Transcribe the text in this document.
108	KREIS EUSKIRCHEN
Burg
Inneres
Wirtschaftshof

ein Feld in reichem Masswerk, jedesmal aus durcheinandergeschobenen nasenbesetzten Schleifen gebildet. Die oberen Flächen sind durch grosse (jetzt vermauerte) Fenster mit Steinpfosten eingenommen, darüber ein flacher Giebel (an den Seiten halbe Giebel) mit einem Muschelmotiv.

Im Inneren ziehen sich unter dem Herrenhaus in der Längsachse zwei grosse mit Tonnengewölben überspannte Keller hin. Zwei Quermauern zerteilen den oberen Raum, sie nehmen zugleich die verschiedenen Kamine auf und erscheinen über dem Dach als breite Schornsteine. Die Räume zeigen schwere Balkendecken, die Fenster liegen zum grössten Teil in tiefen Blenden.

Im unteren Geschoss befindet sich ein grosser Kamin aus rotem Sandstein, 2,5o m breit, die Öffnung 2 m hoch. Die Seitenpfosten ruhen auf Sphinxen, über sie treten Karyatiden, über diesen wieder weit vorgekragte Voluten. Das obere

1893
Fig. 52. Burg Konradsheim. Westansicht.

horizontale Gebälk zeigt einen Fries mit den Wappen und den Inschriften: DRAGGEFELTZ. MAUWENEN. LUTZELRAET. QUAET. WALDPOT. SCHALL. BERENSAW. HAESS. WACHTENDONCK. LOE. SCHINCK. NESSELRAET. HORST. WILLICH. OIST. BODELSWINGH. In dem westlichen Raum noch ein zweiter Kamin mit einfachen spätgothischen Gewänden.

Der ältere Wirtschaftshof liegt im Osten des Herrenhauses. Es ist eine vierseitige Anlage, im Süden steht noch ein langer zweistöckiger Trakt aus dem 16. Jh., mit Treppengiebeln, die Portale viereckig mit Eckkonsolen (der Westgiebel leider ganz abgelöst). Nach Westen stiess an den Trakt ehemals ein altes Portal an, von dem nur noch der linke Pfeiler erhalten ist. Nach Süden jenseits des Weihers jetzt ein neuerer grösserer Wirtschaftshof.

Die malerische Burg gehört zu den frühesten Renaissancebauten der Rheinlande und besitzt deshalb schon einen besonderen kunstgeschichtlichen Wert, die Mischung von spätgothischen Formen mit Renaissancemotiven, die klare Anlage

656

- Problem to work on: What you output should match every line above exactly.

- Solved exercise:
Transcribe the text in this document.
108	KREIS EUSKIRCHEN
Burg
Inneres
Wirtschaftshof

ein Feld in reichem Masswerk, jedesmal aus durcheinandergeschobenen nasenbesetzten Schleifen gebildet. Die oberen Flächen sind durch grosse (jetzt vermauerte) Fenster mit Steinpfosten eingenommen, darüber ein flacher Giebel (an den Seiten halbe Giebel) mit einem Muschelmotiv.

Im Inneren ziehen sich unter dem Herrenhaus in der Längsachse zwei grosse mit Tonnengewölben überspannte Keller hin. Zwei Quermauern zerteilen den oberen Raum, sie nehmen zugleich die verschiedenen Kamine auf und erscheinen über dem Dach als breite Schornsteine. Die Räume zeigen schwere Balkendecken, die Fenster liegen zum grössten Teil in tiefen Blenden.

Im unteren Geschoss befindet sich ein grosser Kamin aus rotem Sandstein, 2,5o m breit, die Öffnung 2 m hoch. Die Seitenpfosten ruhen auf Sphinxen, über sie treten Karyatiden, über diesen wieder weit vorgekragte Voluten. Das obere

1893
Fig. 52. Burg Konradsheim. Westansicht.

horizontale Gebälk zeigt einen Fries mit den Wappen und den Inschriften: DRAGGEFELTZ. MAUWENEN. LUTZELRAET. QUAET. WALDPOT. SCHALL. BERENSAW. HAESS. WACHTENDONCK. LOE. SCHINCK. NESSELRAET. HORST. WILLICH. OIST. BODELSWINGH. In dem westlichen Raum noch ein zweiter Kamin mit einfachen spätgothischen Gewänden.

Der ältere Wirtschaftshof liegt im Osten des Herrenhauses. Es ist eine vierseitige Anlage, im Süden steht noch ein langer zweistöckiger Trakt aus dem 16. Jh., mit Treppengiebeln, die Portale viereckig mit Eckkonsolen (der Westgiebel leider ganz abgelöst). Nach Westen stiess an den Trakt ehemals ein altes Portal an, von dem nur noch der linke Pfeiler erhalten ist. Nach Süden jenseits des Weihers jetzt ein neuerer grösserer Wirtschaftshof.

Die malerische Burg gehört zu den frühesten Renaissancebauten der Rheinlande und besitzt deshalb schon einen besonderen kunstgeschichtlichen Wert, die Mischung von spätgothischen Formen mit Renaissancemotiven, die klare Anlage

656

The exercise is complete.